Directive
Extract the full set of records, then give each one again exactly.

Task inputs

>>>

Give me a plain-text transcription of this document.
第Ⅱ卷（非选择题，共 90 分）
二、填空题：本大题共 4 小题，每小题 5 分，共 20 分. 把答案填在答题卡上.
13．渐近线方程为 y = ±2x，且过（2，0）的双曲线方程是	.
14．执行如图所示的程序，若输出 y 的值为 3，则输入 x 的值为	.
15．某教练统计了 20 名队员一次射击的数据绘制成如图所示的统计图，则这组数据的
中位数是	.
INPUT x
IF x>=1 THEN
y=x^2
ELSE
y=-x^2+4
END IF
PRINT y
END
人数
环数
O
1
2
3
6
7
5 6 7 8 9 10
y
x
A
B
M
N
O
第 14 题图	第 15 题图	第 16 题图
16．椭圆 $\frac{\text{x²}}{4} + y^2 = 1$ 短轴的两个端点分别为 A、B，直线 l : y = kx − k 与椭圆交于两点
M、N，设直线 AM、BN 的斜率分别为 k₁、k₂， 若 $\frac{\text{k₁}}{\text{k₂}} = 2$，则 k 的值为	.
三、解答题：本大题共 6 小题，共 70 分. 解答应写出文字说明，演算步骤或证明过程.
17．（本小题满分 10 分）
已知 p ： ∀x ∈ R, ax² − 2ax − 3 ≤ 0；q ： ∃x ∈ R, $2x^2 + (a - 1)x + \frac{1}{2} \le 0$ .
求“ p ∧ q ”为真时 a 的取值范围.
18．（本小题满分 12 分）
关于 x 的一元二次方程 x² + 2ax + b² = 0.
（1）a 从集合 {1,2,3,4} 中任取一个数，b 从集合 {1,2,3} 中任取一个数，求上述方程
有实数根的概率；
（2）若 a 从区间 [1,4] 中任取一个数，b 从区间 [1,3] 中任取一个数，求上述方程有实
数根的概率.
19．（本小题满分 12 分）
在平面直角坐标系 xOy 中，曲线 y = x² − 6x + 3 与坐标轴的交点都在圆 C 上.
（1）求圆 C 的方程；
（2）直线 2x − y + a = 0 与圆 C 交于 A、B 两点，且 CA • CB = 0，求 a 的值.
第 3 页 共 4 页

<<<

Right answer
Give me a plain-text transcription of this document.
第Ⅱ卷（非选择题，共 90 分）
二、填空题：本大题共 4 小题，每小题 5 分，共 20 分. 把答案填在答题卡上.
13．渐近线方程为 y = ±2x，且过（2，0）的双曲线方程是	.
14．执行如图所示的程序，若输出 y 的值为 3，则输入 x 的值为	.
15．某教练统计了 20 名队员一次射击的数据绘制成如图所示的统计图，则这组数据的
中位数是	.
INPUT x
IF x>=1 THEN
y=x^2
ELSE
y=-x^2+4
END IF
PRINT y
END
人数
环数
O
1
2
3
6
7
5 6 7 8 9 10
y
x
A
B
M
N
O
第 14 题图	第 15 题图	第 16 题图
16．椭圆 $\frac{\text{x²}}{4} + y^2 = 1$ 短轴的两个端点分别为 A、B，直线 l : y = kx − k 与椭圆交于两点
M、N，设直线 AM、BN 的斜率分别为 k₁、k₂， 若 $\frac{\text{k₁}}{\text{k₂}} = 2$，则 k 的值为	.
三、解答题：本大题共 6 小题，共 70 分. 解答应写出文字说明，演算步骤或证明过程.
17．（本小题满分 10 分）
已知 p ： ∀x ∈ R, ax² − 2ax − 3 ≤ 0；q ： ∃x ∈ R, $2x^2 + (a - 1)x + \frac{1}{2} \le 0$ .
求“ p ∧ q ”为真时 a 的取值范围.
18．（本小题满分 12 分）
关于 x 的一元二次方程 x² + 2ax + b² = 0.
（1）a 从集合 {1,2,3,4} 中任取一个数，b 从集合 {1,2,3} 中任取一个数，求上述方程
有实数根的概率；
（2）若 a 从区间 [1,4] 中任取一个数，b 从区间 [1,3] 中任取一个数，求上述方程有实
数根的概率.
19．（本小题满分 12 分）
在平面直角坐标系 xOy 中，曲线 y = x² − 6x + 3 与坐标轴的交点都在圆 C 上.
（1）求圆 C 的方程；
（2）直线 2x − y + a = 0 与圆 C 交于 A、B 两点，且 CA • CB = 0，求 a 的值.
第 3 页 共 4 页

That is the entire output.